* Work to do *
Make an exact copy of all the entries below, with the pictures left out.
——————
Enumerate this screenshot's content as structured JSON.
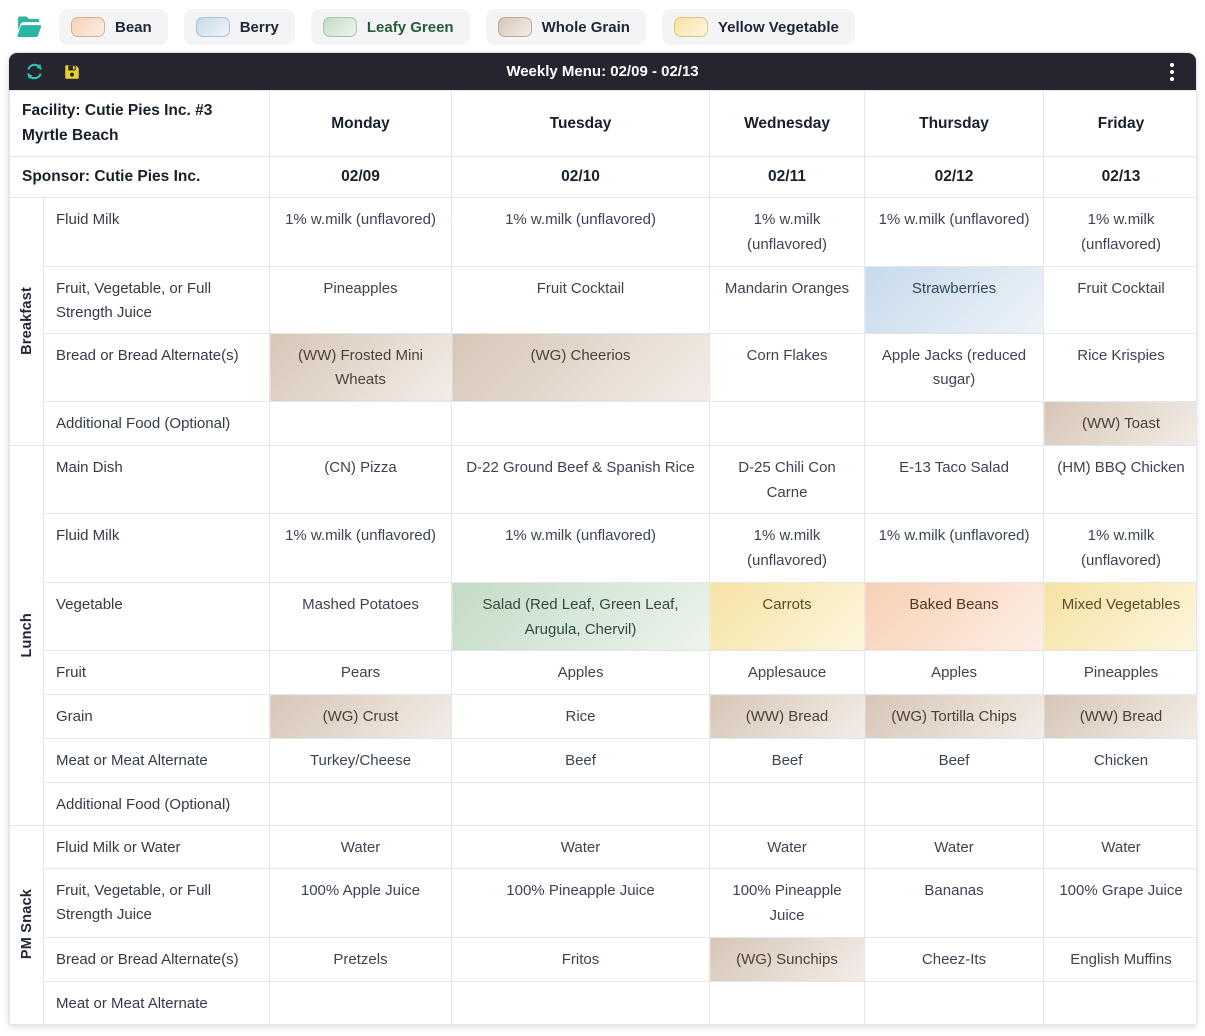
{
  "legend": {
    "items": [
      {
        "key": "bean",
        "label": "Bean"
      },
      {
        "key": "berry",
        "label": "Berry"
      },
      {
        "key": "leafy_green",
        "label": "Leafy Green"
      },
      {
        "key": "whole_grain",
        "label": "Whole Grain"
      },
      {
        "key": "yellow_vegetable",
        "label": "Yellow Vegetable"
      }
    ]
  },
  "highlight_colors": {
    "bean": {
      "from": "#f7d0b5",
      "to": "#fdeee4"
    },
    "berry": {
      "from": "#c7daeb",
      "to": "#edf3f9"
    },
    "leafy_green": {
      "from": "#c3dbc6",
      "to": "#edf4ed"
    },
    "whole_grain": {
      "from": "#d6c6b7",
      "to": "#f3ede7"
    },
    "yellow_vegetable": {
      "from": "#f6e2a4",
      "to": "#fdf6dd"
    }
  },
  "toolbar": {
    "title": "Weekly Menu: 02/09 - 02/13",
    "refresh_icon_color": "#2ec4b0",
    "save_icon_color": "#e5d22e",
    "bar_color": "#26252f",
    "folder_icon_color": "#2cb5a2"
  },
  "table": {
    "facility_label": "Facility: Cutie Pies Inc. #3 Myrtle Beach",
    "sponsor_label": "Sponsor: Cutie Pies Inc.",
    "days": [
      "Monday",
      "Tuesday",
      "Wednesday",
      "Thursday",
      "Friday"
    ],
    "dates": [
      "02/09",
      "02/10",
      "02/11",
      "02/12",
      "02/13"
    ],
    "sections": [
      {
        "name": "Breakfast",
        "rows": [
          {
            "label": "Fluid Milk",
            "cells": [
              {
                "text": "1% w.milk (unflavored)"
              },
              {
                "text": "1% w.milk (unflavored)"
              },
              {
                "text": "1% w.milk (unflavored)"
              },
              {
                "text": "1% w.milk (unflavored)"
              },
              {
                "text": "1% w.milk (unflavored)"
              }
            ]
          },
          {
            "label": "Fruit, Vegetable, or Full Strength Juice",
            "cells": [
              {
                "text": "Pineapples"
              },
              {
                "text": "Fruit Cocktail"
              },
              {
                "text": "Mandarin Oranges"
              },
              {
                "text": "Strawberries",
                "tag": "berry"
              },
              {
                "text": "Fruit Cocktail"
              }
            ]
          },
          {
            "label": "Bread or Bread Alternate(s)",
            "cells": [
              {
                "text": "(WW) Frosted Mini Wheats",
                "tag": "whole_grain"
              },
              {
                "text": "(WG) Cheerios",
                "tag": "whole_grain"
              },
              {
                "text": "Corn Flakes"
              },
              {
                "text": "Apple Jacks (reduced sugar)"
              },
              {
                "text": "Rice Krispies"
              }
            ]
          },
          {
            "label": "Additional Food (Optional)",
            "cells": [
              {
                "text": ""
              },
              {
                "text": ""
              },
              {
                "text": ""
              },
              {
                "text": ""
              },
              {
                "text": "(WW) Toast",
                "tag": "whole_grain"
              }
            ]
          }
        ]
      },
      {
        "name": "Lunch",
        "rows": [
          {
            "label": "Main Dish",
            "cells": [
              {
                "text": "(CN) Pizza"
              },
              {
                "text": "D-22 Ground Beef & Spanish Rice"
              },
              {
                "text": "D-25 Chili Con Carne"
              },
              {
                "text": "E-13 Taco Salad"
              },
              {
                "text": "(HM) BBQ Chicken"
              }
            ]
          },
          {
            "label": "Fluid Milk",
            "cells": [
              {
                "text": "1% w.milk (unflavored)"
              },
              {
                "text": "1% w.milk (unflavored)"
              },
              {
                "text": "1% w.milk (unflavored)"
              },
              {
                "text": "1% w.milk (unflavored)"
              },
              {
                "text": "1% w.milk (unflavored)"
              }
            ]
          },
          {
            "label": "Vegetable",
            "cells": [
              {
                "text": "Mashed Potatoes"
              },
              {
                "text": "Salad (Red Leaf, Green Leaf, Arugula, Chervil)",
                "tag": "leafy_green"
              },
              {
                "text": "Carrots",
                "tag": "yellow_vegetable"
              },
              {
                "text": "Baked Beans",
                "tag": "bean"
              },
              {
                "text": "Mixed Vegetables",
                "tag": "yellow_vegetable"
              }
            ]
          },
          {
            "label": "Fruit",
            "cells": [
              {
                "text": "Pears"
              },
              {
                "text": "Apples"
              },
              {
                "text": "Applesauce"
              },
              {
                "text": "Apples"
              },
              {
                "text": "Pineapples"
              }
            ]
          },
          {
            "label": "Grain",
            "cells": [
              {
                "text": "(WG) Crust",
                "tag": "whole_grain"
              },
              {
                "text": "Rice"
              },
              {
                "text": "(WW) Bread",
                "tag": "whole_grain"
              },
              {
                "text": "(WG) Tortilla Chips",
                "tag": "whole_grain"
              },
              {
                "text": "(WW) Bread",
                "tag": "whole_grain"
              }
            ]
          },
          {
            "label": "Meat or Meat Alternate",
            "cells": [
              {
                "text": "Turkey/Cheese"
              },
              {
                "text": "Beef"
              },
              {
                "text": "Beef"
              },
              {
                "text": "Beef"
              },
              {
                "text": "Chicken"
              }
            ]
          },
          {
            "label": "Additional Food (Optional)",
            "cells": [
              {
                "text": ""
              },
              {
                "text": ""
              },
              {
                "text": ""
              },
              {
                "text": ""
              },
              {
                "text": ""
              }
            ]
          }
        ]
      },
      {
        "name": "PM Snack",
        "rows": [
          {
            "label": "Fluid Milk or Water",
            "cells": [
              {
                "text": "Water"
              },
              {
                "text": "Water"
              },
              {
                "text": "Water"
              },
              {
                "text": "Water"
              },
              {
                "text": "Water"
              }
            ]
          },
          {
            "label": "Fruit, Vegetable, or Full Strength Juice",
            "cells": [
              {
                "text": "100% Apple Juice"
              },
              {
                "text": "100% Pineapple Juice"
              },
              {
                "text": "100% Pineapple Juice"
              },
              {
                "text": "Bananas"
              },
              {
                "text": "100% Grape Juice"
              }
            ]
          },
          {
            "label": "Bread or Bread Alternate(s)",
            "cells": [
              {
                "text": "Pretzels"
              },
              {
                "text": "Fritos"
              },
              {
                "text": "(WG) Sunchips",
                "tag": "whole_grain"
              },
              {
                "text": "Cheez-Its"
              },
              {
                "text": "English Muffins"
              }
            ]
          },
          {
            "label": "Meat or Meat Alternate",
            "cells": [
              {
                "text": ""
              },
              {
                "text": ""
              },
              {
                "text": ""
              },
              {
                "text": ""
              },
              {
                "text": ""
              }
            ]
          }
        ]
      }
    ]
  }
}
——————
* Final result *
Enumerate this screenshot's content as structured JSON.
{
  "legend": {
    "items": [
      {
        "key": "bean",
        "label": "Bean"
      },
      {
        "key": "berry",
        "label": "Berry"
      },
      {
        "key": "leafy_green",
        "label": "Leafy Green"
      },
      {
        "key": "whole_grain",
        "label": "Whole Grain"
      },
      {
        "key": "yellow_vegetable",
        "label": "Yellow Vegetable"
      }
    ]
  },
  "highlight_colors": {
    "bean": {
      "from": "#f7d0b5",
      "to": "#fdeee4"
    },
    "berry": {
      "from": "#c7daeb",
      "to": "#edf3f9"
    },
    "leafy_green": {
      "from": "#c3dbc6",
      "to": "#edf4ed"
    },
    "whole_grain": {
      "from": "#d6c6b7",
      "to": "#f3ede7"
    },
    "yellow_vegetable": {
      "from": "#f6e2a4",
      "to": "#fdf6dd"
    }
  },
  "toolbar": {
    "title": "Weekly Menu: 02/09 - 02/13",
    "refresh_icon_color": "#2ec4b0",
    "save_icon_color": "#e5d22e",
    "bar_color": "#26252f",
    "folder_icon_color": "#2cb5a2"
  },
  "table": {
    "facility_label": "Facility: Cutie Pies Inc. #3 Myrtle Beach",
    "sponsor_label": "Sponsor: Cutie Pies Inc.",
    "days": [
      "Monday",
      "Tuesday",
      "Wednesday",
      "Thursday",
      "Friday"
    ],
    "dates": [
      "02/09",
      "02/10",
      "02/11",
      "02/12",
      "02/13"
    ],
    "sections": [
      {
        "name": "Breakfast",
        "rows": [
          {
            "label": "Fluid Milk",
            "cells": [
              {
                "text": "1% w.milk (unflavored)"
              },
              {
                "text": "1% w.milk (unflavored)"
              },
              {
                "text": "1% w.milk (unflavored)"
              },
              {
                "text": "1% w.milk (unflavored)"
              },
              {
                "text": "1% w.milk (unflavored)"
              }
            ]
          },
          {
            "label": "Fruit, Vegetable, or Full Strength Juice",
            "cells": [
              {
                "text": "Pineapples"
              },
              {
                "text": "Fruit Cocktail"
              },
              {
                "text": "Mandarin Oranges"
              },
              {
                "text": "Strawberries",
                "tag": "berry"
              },
              {
                "text": "Fruit Cocktail"
              }
            ]
          },
          {
            "label": "Bread or Bread Alternate(s)",
            "cells": [
              {
                "text": "(WW) Frosted Mini Wheats",
                "tag": "whole_grain"
              },
              {
                "text": "(WG) Cheerios",
                "tag": "whole_grain"
              },
              {
                "text": "Corn Flakes"
              },
              {
                "text": "Apple Jacks (reduced sugar)"
              },
              {
                "text": "Rice Krispies"
              }
            ]
          },
          {
            "label": "Additional Food (Optional)",
            "cells": [
              {
                "text": ""
              },
              {
                "text": ""
              },
              {
                "text": ""
              },
              {
                "text": ""
              },
              {
                "text": "(WW) Toast",
                "tag": "whole_grain"
              }
            ]
          }
        ]
      },
      {
        "name": "Lunch",
        "rows": [
          {
            "label": "Main Dish",
            "cells": [
              {
                "text": "(CN) Pizza"
              },
              {
                "text": "D-22 Ground Beef & Spanish Rice"
              },
              {
                "text": "D-25 Chili Con Carne"
              },
              {
                "text": "E-13 Taco Salad"
              },
              {
                "text": "(HM) BBQ Chicken"
              }
            ]
          },
          {
            "label": "Fluid Milk",
            "cells": [
              {
                "text": "1% w.milk (unflavored)"
              },
              {
                "text": "1% w.milk (unflavored)"
              },
              {
                "text": "1% w.milk (unflavored)"
              },
              {
                "text": "1% w.milk (unflavored)"
              },
              {
                "text": "1% w.milk (unflavored)"
              }
            ]
          },
          {
            "label": "Vegetable",
            "cells": [
              {
                "text": "Mashed Potatoes"
              },
              {
                "text": "Salad (Red Leaf, Green Leaf, Arugula, Chervil)",
                "tag": "leafy_green"
              },
              {
                "text": "Carrots",
                "tag": "yellow_vegetable"
              },
              {
                "text": "Baked Beans",
                "tag": "bean"
              },
              {
                "text": "Mixed Vegetables",
                "tag": "yellow_vegetable"
              }
            ]
          },
          {
            "label": "Fruit",
            "cells": [
              {
                "text": "Pears"
              },
              {
                "text": "Apples"
              },
              {
                "text": "Applesauce"
              },
              {
                "text": "Apples"
              },
              {
                "text": "Pineapples"
              }
            ]
          },
          {
            "label": "Grain",
            "cells": [
              {
                "text": "(WG) Crust",
                "tag": "whole_grain"
              },
              {
                "text": "Rice"
              },
              {
                "text": "(WW) Bread",
                "tag": "whole_grain"
              },
              {
                "text": "(WG) Tortilla Chips",
                "tag": "whole_grain"
              },
              {
                "text": "(WW) Bread",
                "tag": "whole_grain"
              }
            ]
          },
          {
            "label": "Meat or Meat Alternate",
            "cells": [
              {
                "text": "Turkey/Cheese"
              },
              {
                "text": "Beef"
              },
              {
                "text": "Beef"
              },
              {
                "text": "Beef"
              },
              {
                "text": "Chicken"
              }
            ]
          },
          {
            "label": "Additional Food (Optional)",
            "cells": [
              {
                "text": ""
              },
              {
                "text": ""
              },
              {
                "text": ""
              },
              {
                "text": ""
              },
              {
                "text": ""
              }
            ]
          }
        ]
      },
      {
        "name": "PM Snack",
        "rows": [
          {
            "label": "Fluid Milk or Water",
            "cells": [
              {
                "text": "Water"
              },
              {
                "text": "Water"
              },
              {
                "text": "Water"
              },
              {
                "text": "Water"
              },
              {
                "text": "Water"
              }
            ]
          },
          {
            "label": "Fruit, Vegetable, or Full Strength Juice",
            "cells": [
              {
                "text": "100% Apple Juice"
              },
              {
                "text": "100% Pineapple Juice"
              },
              {
                "text": "100% Pineapple Juice"
              },
              {
                "text": "Bananas"
              },
              {
                "text": "100% Grape Juice"
              }
            ]
          },
          {
            "label": "Bread or Bread Alternate(s)",
            "cells": [
              {
                "text": "Pretzels"
              },
              {
                "text": "Fritos"
              },
              {
                "text": "(WG) Sunchips",
                "tag": "whole_grain"
              },
              {
                "text": "Cheez-Its"
              },
              {
                "text": "English Muffins"
              }
            ]
          },
          {
            "label": "Meat or Meat Alternate",
            "cells": [
              {
                "text": ""
              },
              {
                "text": ""
              },
              {
                "text": ""
              },
              {
                "text": ""
              },
              {
                "text": ""
              }
            ]
          }
        ]
      }
    ]
  }
}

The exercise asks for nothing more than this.